# [TO BE DONE]
In the listing below, locate the lines bearing the word "courantes". Copy every one of them.

# [DATA FOR THE TASK]
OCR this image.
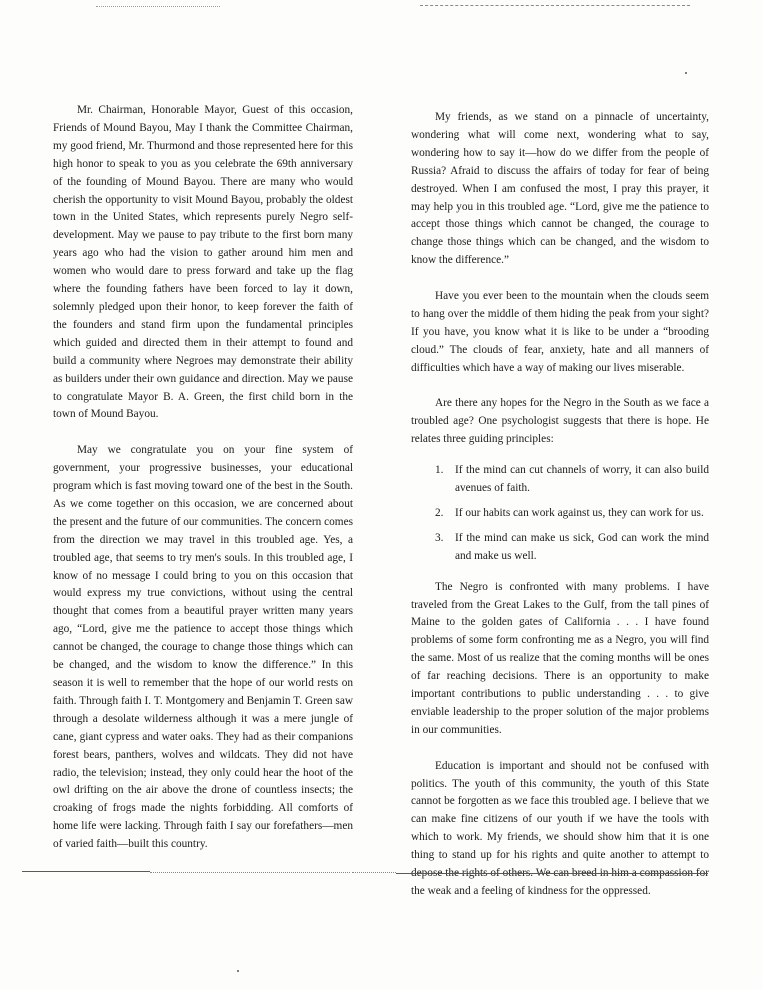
Mr. Chairman, Honorable Mayor, Guest of this occasion, Friends of Mound Bayou, May I thank the Committee Chairman, my good friend, Mr. Thurmond and those represented here for this high honor to speak to you as you celebrate the 69th anniversary of the founding of Mound Bayou. There are many who would cherish the opportunity to visit Mound Bayou, probably the oldest town in the United States, which represents purely Negro self-development. May we pause to pay tribute to the first born many years ago who had the vision to gather around him men and women who would dare to press forward and take up the flag where the founding fathers have been forced to lay it down, solemnly pledged upon their honor, to keep forever the faith of the founders and stand firm upon the fundamental principles which guided and directed them in their attempt to found and build a community where Negroes may demonstrate their ability as builders under their own guidance and direction. May we pause to congratulate Mayor B. A. Green, the first child born in the town of Mound Bayou.

May we congratulate you on your fine system of government, your progressive businesses, your educational program which is fast moving toward one of the best in the South. As we come together on this occasion, we are concerned about the present and the future of our communities. The concern comes from the direction we may travel in this troubled age. Yes, a troubled age, that seems to try men's souls. In this troubled age, I know of no message I could bring to you on this occasion that would express my true convictions, without using the central thought that comes from a beautiful prayer written many years ago, “Lord, give me the patience to accept those things which cannot be changed, the courage to change those things which can be changed, and the wisdom to know the difference.” In this season it is well to remember that the hope of our world rests on faith. Through faith I. T. Montgomery and Benjamin T. Green saw through a desolate wilderness although it was a mere jungle of cane, giant cypress and water oaks. They had as their companions forest bears, panthers, wolves and wildcats. They did not have radio, the television; instead, they only could hear the hoot of the owl drifting on the air above the drone of countless insects; the croaking of frogs made the nights forbidding. All comforts of home life were lacking. Through faith I say our forefathers—men of varied faith—built this country.

My friends, as we stand on a pinnacle of uncertainty, wondering what will come next, wondering what to say, wondering how to say it—how do we differ from the people of Russia? Afraid to discuss the affairs of today for fear of being destroyed. When I am confused the most, I pray this prayer, it may help you in this troubled age. “Lord, give me the patience to accept those things which cannot be changed, the courage to change those things which can be changed, and the wisdom to know the difference.”

Have you ever been to the mountain when the clouds seem to hang over the middle of them hiding the peak from your sight? If you have, you know what it is like to be under a “brooding cloud.” The clouds of fear, anxiety, hate and all manners of difficulties which have a way of making our lives miserable.

Are there any hopes for the Negro in the South as we face a troubled age? One psychologist suggests that there is hope. He relates three guiding principles:

1. If the mind can cut channels of worry, it can also build avenues of faith.
2. If our habits can work against us, they can work for us.
3. If the mind can make us sick, God can work the mind and make us well.

The Negro is confronted with many problems. I have traveled from the Great Lakes to the Gulf, from the tall pines of Maine to the golden gates of California . . . I have found problems of some form confronting me as a Negro, you will find the same. Most of us realize that the coming months will be ones of far reaching decisions. There is an opportunity to make important contributions to public understanding . . . to give enviable leadership to the proper solution of the major problems in our communities.

Education is important and should not be confused with politics. The youth of this community, the youth of this State cannot be forgotten as we face this troubled age. I believe that we can make fine citizens of our youth if we have the tools with which to work. My friends, we should show him that it is one thing to stand up for his rights and quite another to attempt to depose the rights of others. We can breed in him a compassion for the weak and a feeling of kindness for the oppressed.
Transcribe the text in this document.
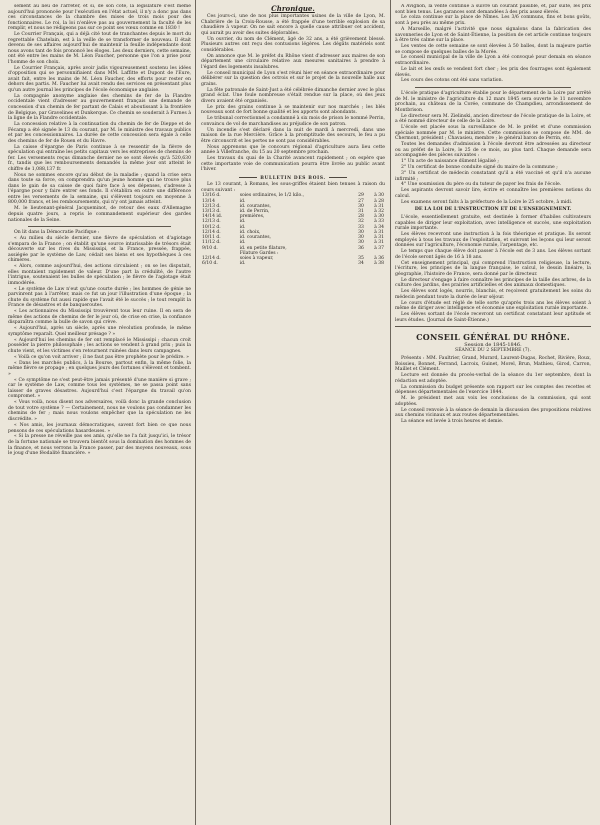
sement au lieu de l'arrêter, et si, de son côté, la législature s'est même aujourd'hui prononcée pour l'exécution en l'état actuel, il n'y a donc pas dans ces circonstances de la chambre des mises de trois mois pour des fonctionnaires. Le roi, la loi n'enlève pas au gouvernement la faculté de les remplir, et nous ne rédigeons pas sur ce point ses vœux comme en 1830 !

Le Courrier Français, qui a déjà cité tout de tranchantes depuis le mort du regrettable Chatelain, est à la veille de se transformer de nouveau. Il était devenu de ses affaires aujourd'hui de maintenir la feuille indépendante dont nous avons tant de fois prononcé les éloges. Les deux derniers, cette semaine, ont été entre les mains de M. Léon Faucher, personne que l'on a prise pour l'homme de son choix.

Le Courrier Français, après avoir jadis vigoureusement soutenu les idées d'opposition qui se personnifiaient dans MM. Laffitte et Dupont de l'Eure, avait fait, entre les mains de M. Léon Faucher, des efforts pour rester en dehors des partis. M. Faucher lui avait rendu des services en présentant plus qu'un autre journal les principes de l'école économique anglaise.

La compagnie anonyme anglaise des chemins de fer de la Flandre occidentale vient d'adresser au gouvernement français une demande de concession d'un chemin de fer partant de Calais et aboutissant à la frontière de Belgique, par Gravelines et Dunkerque. Ce chemin se souderait à Furnes à la ligne de la Flandre occidentale.

La concession relative à la continuation du chemin de fer de Dieppe et de Fécamp a été signée le 13 du courant, par M. le ministre des travaux publics et par les concessionnaires. La durée de cette concession sera égale à celle des chemins de fer de Rouen et du Havre.

La caisse d'épargne de Paris continue à se ressentir de la fièvre de spéculation qui entraîne les petits capitaux vers les entreprises de chemins de fer. Les versements reçus dimanche dernier ne se sont élevés qu'à 520,630 fr., tandis que les remboursements demandés la même jour ont atteint le chiffre de 1,088,137 fr.

Nous ne sommes encore qu'au début de la maladie ; quand la crise sera dans toute sa force, on comprendra qu'un jeune homme qui ne trouve plus dans le gain de sa caisse de quoi faire face à ses dépenses, s'adresse à l'épargne pour y faire entrer ses fonds. Il s'établira en outre une différence entre les versements de la semaine, qui s'élèvent toujours en moyenne à 800,000 francs, et les remboursements, qui n'y ont jamais atteint.

M. le lieutenant-général Jacqueminot, de retour des eaux d'Allemagne depuis quatre jours, a repris le commandement supérieur des gardes nationales de la Seine.

On lit dans la Démocratie Pacifique :

« Au milieu du siècle dernier, une fièvre de spéculation et d'agiotage s'empara de la France ; on établit qu'une source intarissable de trésors était découverte sur les rives du Mississipi, et la France, pressée, frappée, assiégée par le système de Law, cédait ses biens et ses hypothèques à ces chimères.

« Alors, comme aujourd'hui, des actions circulaient ; on se les disputait, elles montaient rapidement de valeur. D'une part la crédulité, de l'autre l'intrigue, soutenaient les bulles de spéculation ; le fièvre de l'agiotage était immodérée.

« Le système de Law n'eut qu'une courte durée ; les hommes de génie ne parvinrent pas à l'arrêter, mais ce fut un jour l'illustration d'une époque ; la chute du système fut aussi rapide que l'avait été le succès ; le tout remplit la France de désastres et de banqueroutes.

« Les actionnaires du Mississipi trouvèrent tous leur ruine. Il en sera de même des actions de chemins de fer le jour où, de crise en crise, la confiance disparaîtra comme la bulle de savon qui crève.

« Aujourd'hui, après un siècle, après une révolution profonde, le même symptôme reparaît. Quel meilleur présage ? »

« Aujourd'hui les chemins de fer ont remplacé le Mississipi ; chacun croit posséder la pierre philosophale ; les actions se vendent à grand prix ; puis la chute vient, et les victimes s'en retournent ruinées dans leurs campagnes.

« Voilà ce qu'on voit arriver ; il ne faut pas être prophète pour le prédire. »

« Dans les marchés publics, à la Bourse, partout enfin, la même folie, la même fièvre se propage ; en quelques jours des fortunes s'élèvent et tombent. »

« Ce symptôme ne s'est peut-être jamais présenté d'une manière si grave ; car le système de Law, comme tous les systèmes, ne se passa point sans laisser de graves désastres. Aujourd'hui c'est l'épargne du travail qu'on compromet. »

« Vous voilà, nous disent nos adversaires, voilà donc la grande conclusion de tout votre système ? — Certainement, nous ne voulons pas condamner les chemins de fer ; mais nous voulons empêcher que la spéculation ne les discrédite. »

« Nos amis, les journaux démocratiques, savent fort bien ce que nous pensons de ces spéculations hasardeuses. »

« Si la presse ne réveille pas ses amis, qu'elle ne l'a fait jusqu'ici, le trésor de la fortune nationale se trouvera bientôt sous la domination des hommes de la finance, et nous verrons la France passer, par des moyens nouveaux, sous le joug d'une féodalité financière. »

Chronique.

Ces jours-ci, une de nos plus importantes usines de la ville de Lyon, M. Chabrière de la Croix-Rousse, a été frappée d'une terrible explosion de sa chaudière à vapeur. On ne sait encore à quelle cause attribuer cet accident, qui aurait pu avoir des suites déplorables.

Un ouvrier, du nom de Clément, âgé de 32 ans, a été grièvement blessé. Plusieurs autres ont reçu des contusions légères. Les dégâts matériels sont considérables.

On annonce que M. le préfet du Rhône vient d'adresser aux maires de son département une circulaire relative aux mesures sanitaires à prendre à l'égard des logements insalubres.

Le conseil municipal de Lyon s'est réuni hier en séance extraordinaire pour délibérer sur la question des octrois et sur le projet de la nouvelle halle aux grains.

La fête patronale de Saint-Just a été célébrée dimanche dernier avec le plus grand éclat. Une foule nombreuse s'était rendue sur la place, où des jeux divers avaient été organisés.

Le prix des grains continue à se maintenir sur nos marchés ; les blés nouveaux sont de fort bonne qualité et les apports sont abondants.

Le tribunal correctionnel a condamné à six mois de prison le nommé Perrin, convaincu de vol de marchandises au préjudice de son patron.

Un incendie s'est déclaré dans la nuit de mardi à mercredi, dans une maison de la rue Mercière. Grâce à la promptitude des secours, le feu a pu être circonscrit et les pertes ne sont pas considérables.

Nous apprenons que le concours régional d'agriculture aura lieu cette année à Villefranche, du 15 au 20 septembre prochain.

Les travaux du quai de la Charité avancent rapidement ; on espère que cette importante voie de communication pourra être livrée au public avant l'hiver.

BULLETIN DES BOIS.

Le 13 courant, à Romans, les sous-griffes étaient bien tenues à raison du cours suivant :

13/16 d.	soies ordinaires, le 1/2 kilo.,	29	à 30
13/14	id.	27	à 28
12/13 d.	id. courantes,	30	à 31
13/13 d.	id. de Perrin,	31	à 32
14/14 id.	premières,	28	à 30
12/13 d.	id.	32	à 33
10/12 d.	id.	33	à 34
12/14 d.	id. choix,	30	à 31
10/11 d.	id. courantes,	30	à 31
11/12 d.	id.	30	à 31
9/10 d.	id. en petite filature,	36	à 37
	Filature Gardes :		
12/14 d.	soies à vapeur,	35	à 36
6/10 d.	id.	34	à 38

A Avignon, la vente continue à suivre un courant paisible, et, par suite, les prix sont bien tenus. Les garances sont demandées à des prix assez élevés.

Le colza continue sur la place de Nîmes. Les 3/6 communs, fins et bons goûts, sont à peu près au même prix.

A Marseille, malgré l'activité que nous signalons dans la fabrication des savonneries de Lyon et de Saint-Étienne, la position de cet article continue toujours à être très calme sur la place.

Les ventes de cette semaine se sont élevées à 50 balles, dont la majeure partie se compose de quelques balles de la Morée.

Le conseil municipal de la ville de Lyon a été convoqué pour demain en séance extraordinaire.

Le lait et les œufs se vendent fort cher ; les prix des fourrages sont également élevés.

Les cours des cotons ont été sans variation.

L'école pratique d'agriculture établie pour le département de la Loire par arrêté de M. le ministre de l'agriculture du 12 mars 1845 sera ouverte le 11 novembre prochain, au château de la Corée, commune de Champdieu, arrondissement de Montbrison.

Le directeur sera M. Zielinski, ancien directeur de l'école pratique de la Loire, et a été nommé directeur de celle de la Loire.

L'école est placée sous la surveillance de M. le préfet et d'une commission spéciale nommée par M. le ministre. Cette commission se compose de MM. de Chermont, président ; Chavasieu, membre ; le général baron de Perrin, etc.

Toutes les demandes d'admission à l'école devront être adressées au directeur ou au préfet de la Loire, le 25 de ce mois, au plus tard. Chaque demande sera accompagnée des pièces suivantes :

1° Un acte de naissance dûment légalisé ;

2° Un certificat de bonne conduite signé du maire de la commune ;

3° Un certificat de médecin constatant qu'il a été vacciné et qu'il n'a aucune infirmité ;

4° Une soumission du père ou du tuteur de payer les frais de l'école.

Les aspirants devront savoir lire, écrire et connaître les premières notions du calcul.

Les examens seront faits à la préfecture de la Loire le 25 octobre, à midi.

DE LA LOI DE L'INSTRUCTION ET DE L'ENSEIGNEMENT.

L'école, essentiellement gratuite, est destinée à former d'habiles cultivateurs capables de diriger leur exploitation, avec intelligence et succès, une exploitation rurale importante.

Les élèves recevront une instruction à la fois théorique et pratique. Ils seront employés à tous les travaux de l'exploitation, et suivront les leçons qui leur seront données sur l'agriculture, l'économie rurale, l'arpentage, etc.

Le temps que chaque élève doit passer à l'école est de 3 ans. Les élèves sortant de l'école seront âgés de 16 à 18 ans.

Cet enseignement principal, qui comprend l'instruction religieuse, la lecture, l'écriture, les principes de la langue française, le calcul, le dessin linéaire, la géographie, l'histoire de France, sera donné par le directeur.

Le directeur s'engage à faire connaître les principes de la taille des arbres, de la culture des jardins, des prairies artificielles et des animaux domestiques.

Les élèves sont logés, nourris, blanchis, et reçoivent gratuitement les soins du médecin pendant toute la durée de leur séjour.

Le cours d'étude est réglé de telle sorte qu'après trois ans les élèves soient à même de diriger avec intelligence et économie une exploitation rurale importante.

Les élèves sortant de l'école recevront un certificat constatant leur aptitude et leurs études. (Journal de Saint-Étienne.)

CONSEIL GÉNÉRAL DU RHÔNE.
Session de 1845-1846.
SÉANCE DU 2 SEPTEMBRE (7).

Présents : MM. Faultrier, Grand, Murard, Laurent-Dugas, Rochet, Rivière, Roux, Boissieu, Bonnet, Ferrand, Lacroix, Guinet, Morel, Brun, Mathieu, Girod, Carron, Maillet et Clément.

Lecture est donnée du procès-verbal de la séance du 1er septembre, dont la rédaction est adoptée.

La commission du budget présente son rapport sur les comptes des recettes et dépenses départementales de l'exercice 1844.

M. le président met aux voix les conclusions de la commission, qui sont adoptées.

Le conseil renvoie à la séance de demain la discussion des propositions relatives aux chemins vicinaux et aux routes départementales.

La séance est levée à trois heures et demie.
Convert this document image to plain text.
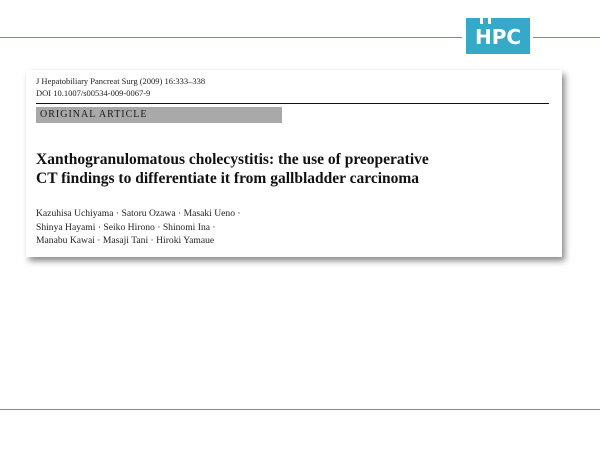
HPC
J Hepatobiliary Pancreat Surg (2009) 16:333–338
DOI 10.1007/s00534-009-0067-9
ORIGINAL ARTICLE
Xanthogranulomatous cholecystitis: the use of preoperative
CT findings to differentiate it from gallbladder carcinoma
Kazuhisa Uchiyama · Satoru Ozawa · Masaki Ueno ·
Shinya Hayami · Seiko Hirono · Shinomi Ina ·
Manabu Kawai · Masaji Tani · Hiroki Yamaue
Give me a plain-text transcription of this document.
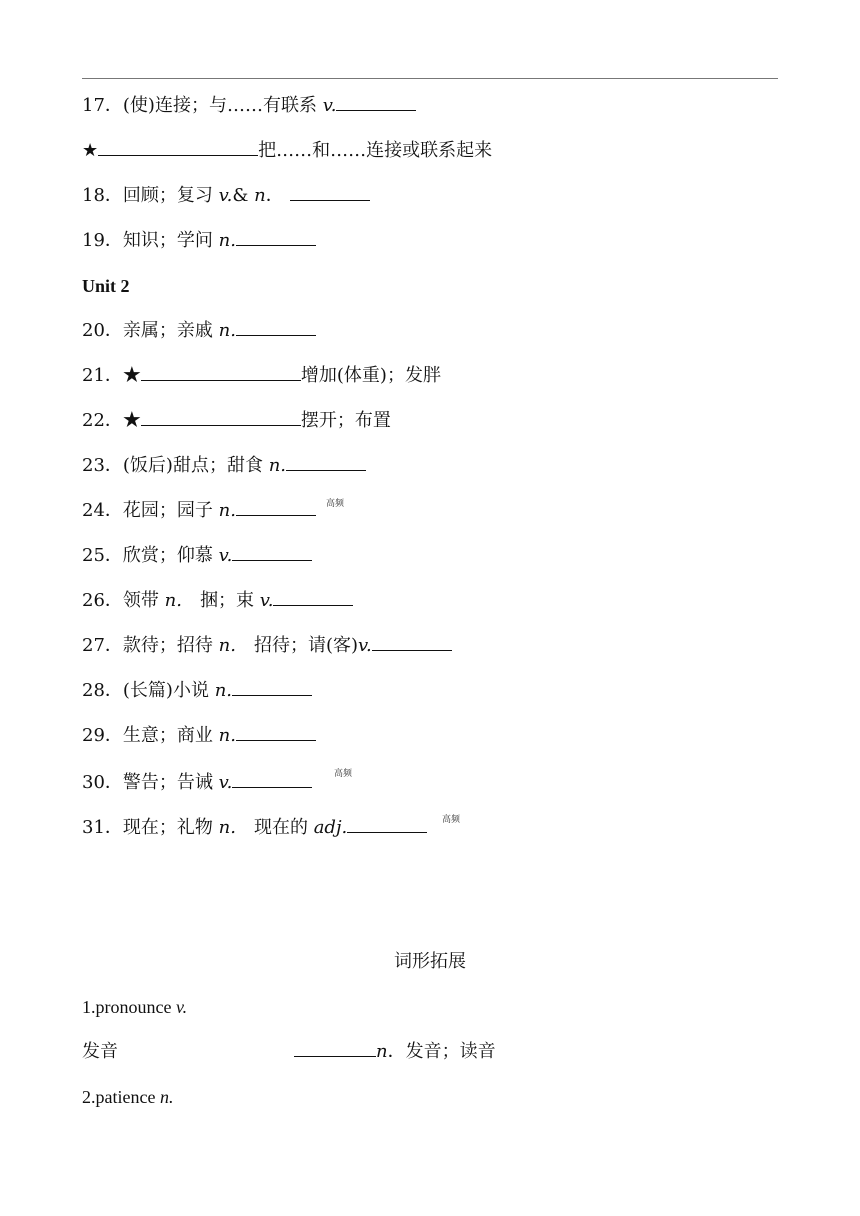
17．(使)连接；与……有联系 v.
★	把……和……连接或联系起来
18．回顾；复习 v.& n．
19．知识；学问 n.
Unit 2
20．亲属；亲戚 n.
21．★	增加(体重)；发胖
22．★	摆开；布置
23．(饭后)甜点；甜食 n.
24．花园；园子 n.	高频
25．欣赏；仰慕 v.
26．领带 n.　捆；束 v.
27．款待；招待 n.　招待；请(客)v.
28．(长篇)小说 n.
29．生意；商业 n.
30．警告；告诫 v.	高频
31．现在；礼物 n.　现在的 adj.	高频
词形拓展
1.pronounce v.
发音	n．发音；读音
2.patience n.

# [SOLUTION TO THIS PROBLEM]
12/13 d.	id. courantes,	30	à 31
10/11 d.	id. courantes,	30	à 31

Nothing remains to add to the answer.